▸ **Your goal**
Reproduce, word for word, the complete passage below on urban governability and the Plaine Commune.

▸ **Article**
• • • •

Looking at the social agents that contribute to urban governability, we can find three main types of actors: local political actors, private enterprises in the area with their representatives (unions and chamber of commerce) and civil society, which groups associations and other groups of citizens. In this research on the degree of implication of private economic actors in urban regeneration policies, linked to the problem of city governability, we will present the case of the creation of an inter-communal institution: the Plaine Commune.

For the moment, in the case of Paris any metropolitan government reform is in the agenda frame. However, we assist to the emergency of this kind of inter-communal institution.

Plaine Saint-Denis, Plaine de France and Plaine Commune are three initiatives that are located in the department of Seine-Saint-Denis, in the area of the Parisian region. They are a response of the political sphere to the demands of economic transformation of this area, which is no longer identified with manufacturing.

• • • •

▸ **Given information**
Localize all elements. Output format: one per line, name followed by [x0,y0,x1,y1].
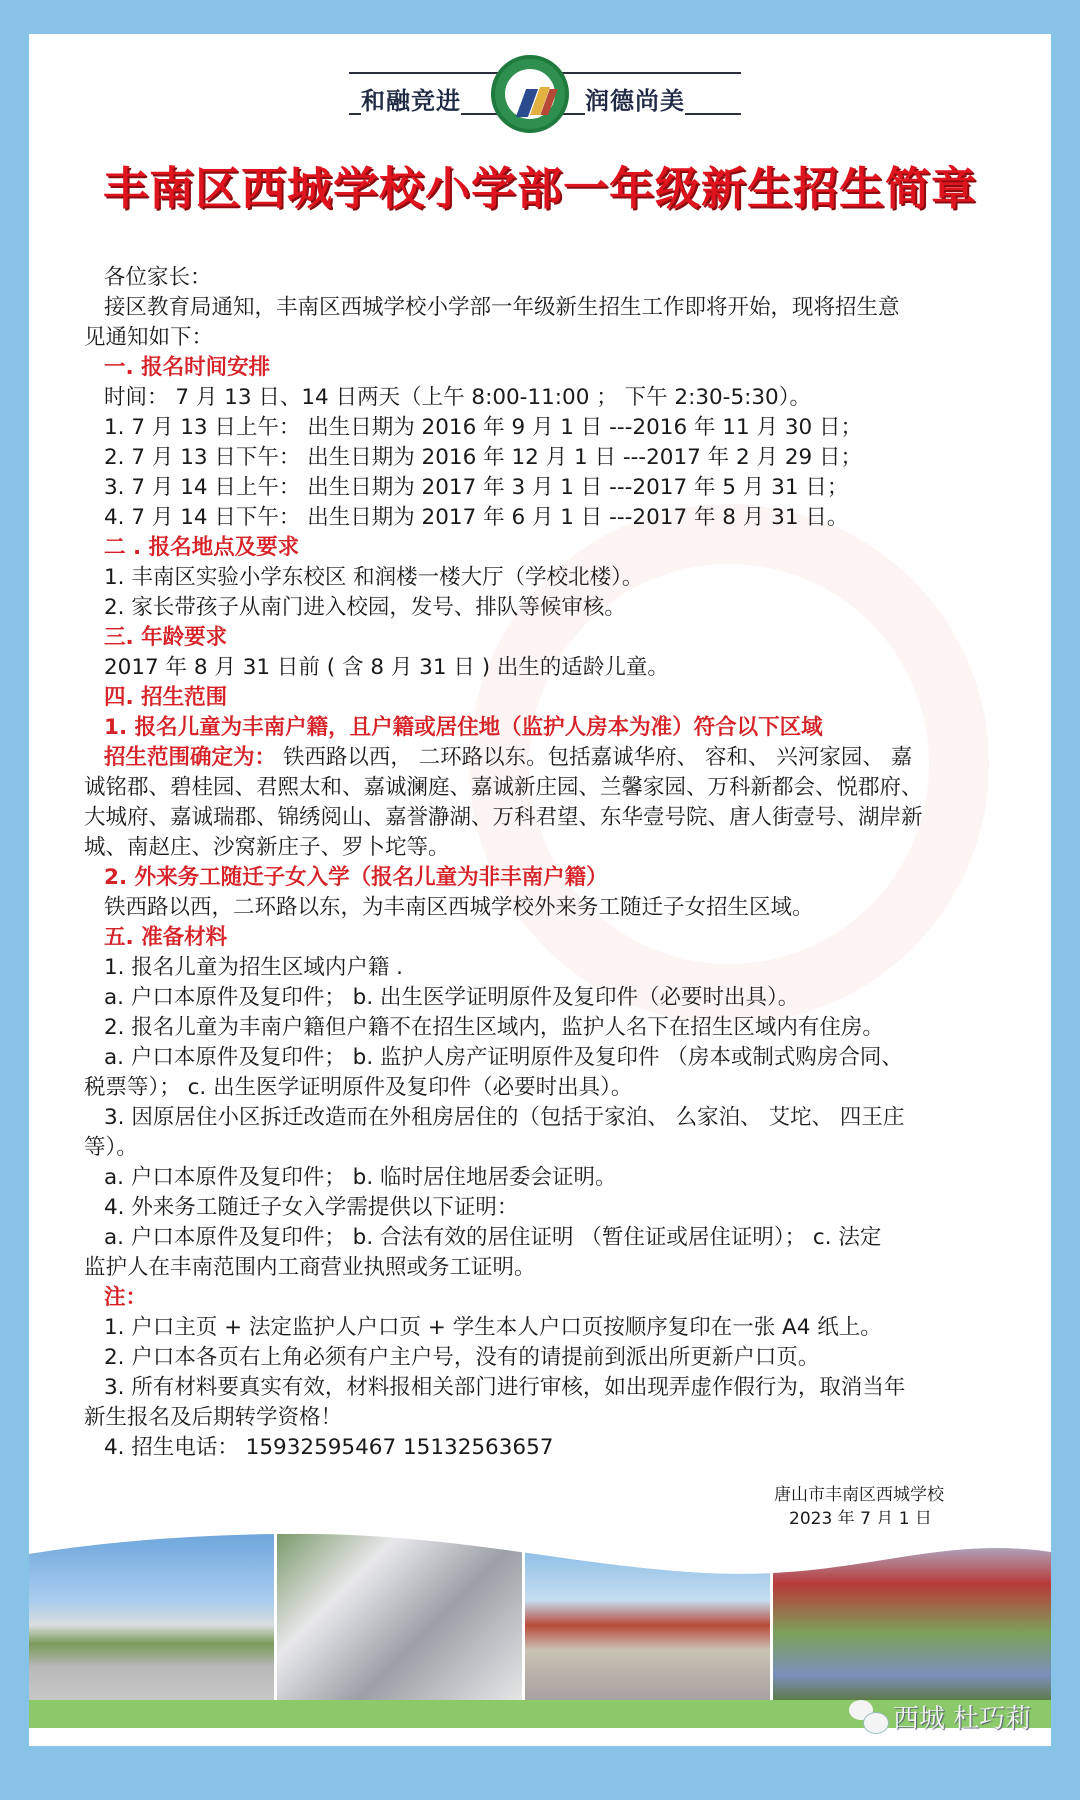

• • • •

▸ **Task output**
Looking at the social agents that contribute to urban governability, we can find three main types of actors: local political actors, private enterprises in the area with their representatives (unions and chamber of commerce) and civil society, which groups associations and other groups of citizens. In this research on the degree of implication of private economic actors in urban regeneration policies, linked to the problem of city governability, we will present the case of the creation of an inter-communal institution: the Plaine Commune.

For the moment, in the case of Paris any metropolitan government reform is in the agenda frame. However, we assist to the emergency of this kind of inter-communal institution.

Plaine Saint-Denis, Plaine de France and Plaine Commune are three initiatives that are located in the department of Seine-Saint-Denis, in the area of the Parisian region. They are a response of the political sphere to the demands of economic transformation of this area, which is no longer identified with manufacturing.